** START **

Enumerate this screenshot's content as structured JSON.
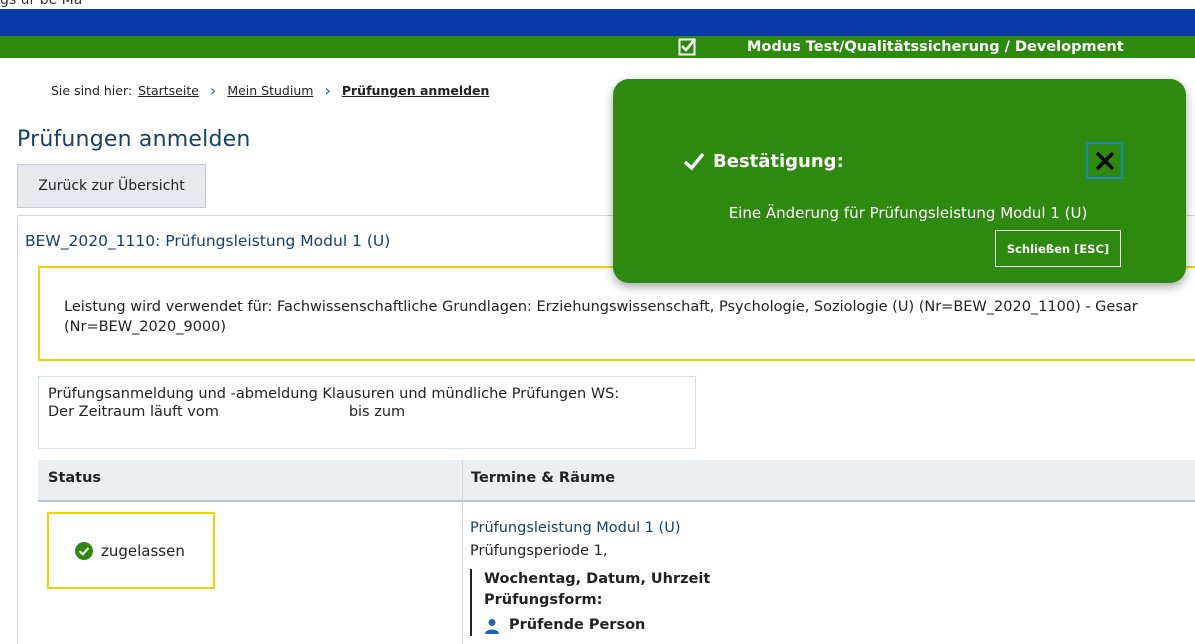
{
  "top_strip_text": "gs ur be Ma",
  "mode_banner": {
    "text": "Modus Test/Qualitätssicherung / Development"
  },
  "breadcrumb": {
    "prefix": "Sie sind hier:",
    "items": [
      "Startseite",
      "Mein Studium"
    ],
    "current": "Prüfungen anmelden"
  },
  "page_title": "Prüfungen anmelden",
  "back_button": "Zurück zur Übersicht",
  "exam": {
    "title": "BEW_2020_1110: Prüfungsleistung Modul 1 (U)",
    "usage_line1": "Leistung wird verwendet für: Fachwissenschaftliche Grundlagen: Erziehungswissenschaft, Psychologie, Soziologie (U) (Nr=BEW_2020_1100) - Gesar",
    "usage_line2": "(Nr=BEW_2020_9000)",
    "period_line1": "Prüfungsanmeldung und -abmeldung Klausuren und mündliche Prüfungen WS:",
    "period_prefix": "Der Zeitraum läuft vom",
    "period_middle": "bis zum"
  },
  "table": {
    "headers": {
      "status": "Status",
      "termine": "Termine & Räume"
    },
    "status": "zugelassen",
    "termine": {
      "link": "Prüfungsleistung Modul 1 (U)",
      "period": "Prüfungsperiode 1,",
      "date_label": "Wochentag, Datum, Uhrzeit",
      "form_label": "Prüfungsform:",
      "person_label": "Prüfende Person"
    }
  },
  "toast": {
    "heading": "Bestätigung:",
    "message": "Eine Änderung für Prüfungsleistung Modul 1 (U)",
    "close_button": "Schließen [ESC]"
  },
  "colors": {
    "mode_bar": "#2e8a0f",
    "top_bar": "#0a3aa8",
    "highlight": "#f0d400",
    "title": "#17416b"
  }
}
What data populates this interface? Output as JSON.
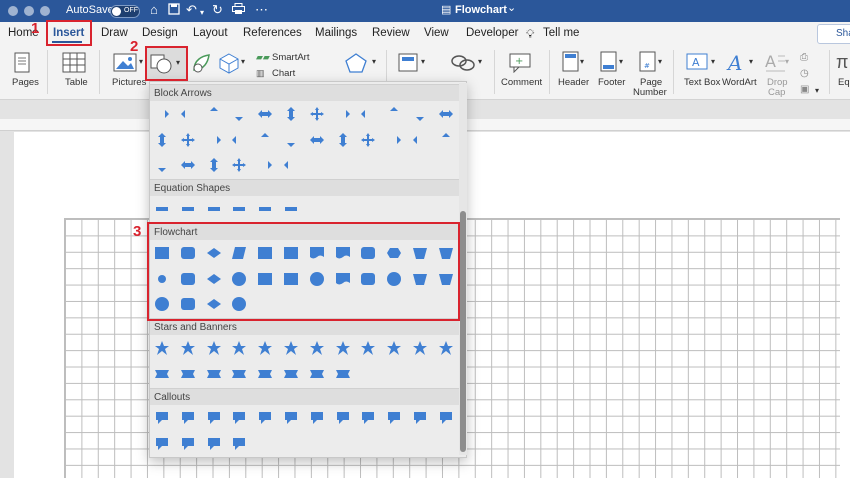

** END **

> **TASK PROMPT**
Pictures are to be left out; all else in the entries above is to be quoted exactly.

> **FINAL RESULT**
Enumerate this screenshot's content as structured JSON.
{
  "top_strip_text": "gs ur be Ma",
  "mode_banner": {
    "text": "Modus Test/Qualitätssicherung / Development"
  },
  "breadcrumb": {
    "prefix": "Sie sind hier:",
    "items": [
      "Startseite",
      "Mein Studium"
    ],
    "current": "Prüfungen anmelden"
  },
  "page_title": "Prüfungen anmelden",
  "back_button": "Zurück zur Übersicht",
  "exam": {
    "title": "BEW_2020_1110: Prüfungsleistung Modul 1 (U)",
    "usage_line1": "Leistung wird verwendet für: Fachwissenschaftliche Grundlagen: Erziehungswissenschaft, Psychologie, Soziologie (U) (Nr=BEW_2020_1100) - Gesar",
    "usage_line2": "(Nr=BEW_2020_9000)",
    "period_line1": "Prüfungsanmeldung und -abmeldung Klausuren und mündliche Prüfungen WS:",
    "period_prefix": "Der Zeitraum läuft vom",
    "period_middle": "bis zum"
  },
  "table": {
    "headers": {
      "status": "Status",
      "termine": "Termine & Räume"
    },
    "status": "zugelassen",
    "termine": {
      "link": "Prüfungsleistung Modul 1 (U)",
      "period": "Prüfungsperiode 1,",
      "date_label": "Wochentag, Datum, Uhrzeit",
      "form_label": "Prüfungsform:",
      "person_label": "Prüfende Person"
    }
  },
  "toast": {
    "heading": "Bestätigung:",
    "message": "Eine Änderung für Prüfungsleistung Modul 1 (U)",
    "close_button": "Schließen [ESC]"
  },
  "colors": {
    "mode_bar": "#2e8a0f",
    "top_bar": "#0a3aa8",
    "highlight": "#f0d400",
    "title": "#17416b"
  }
}
What data populates this interface? Output as JSON.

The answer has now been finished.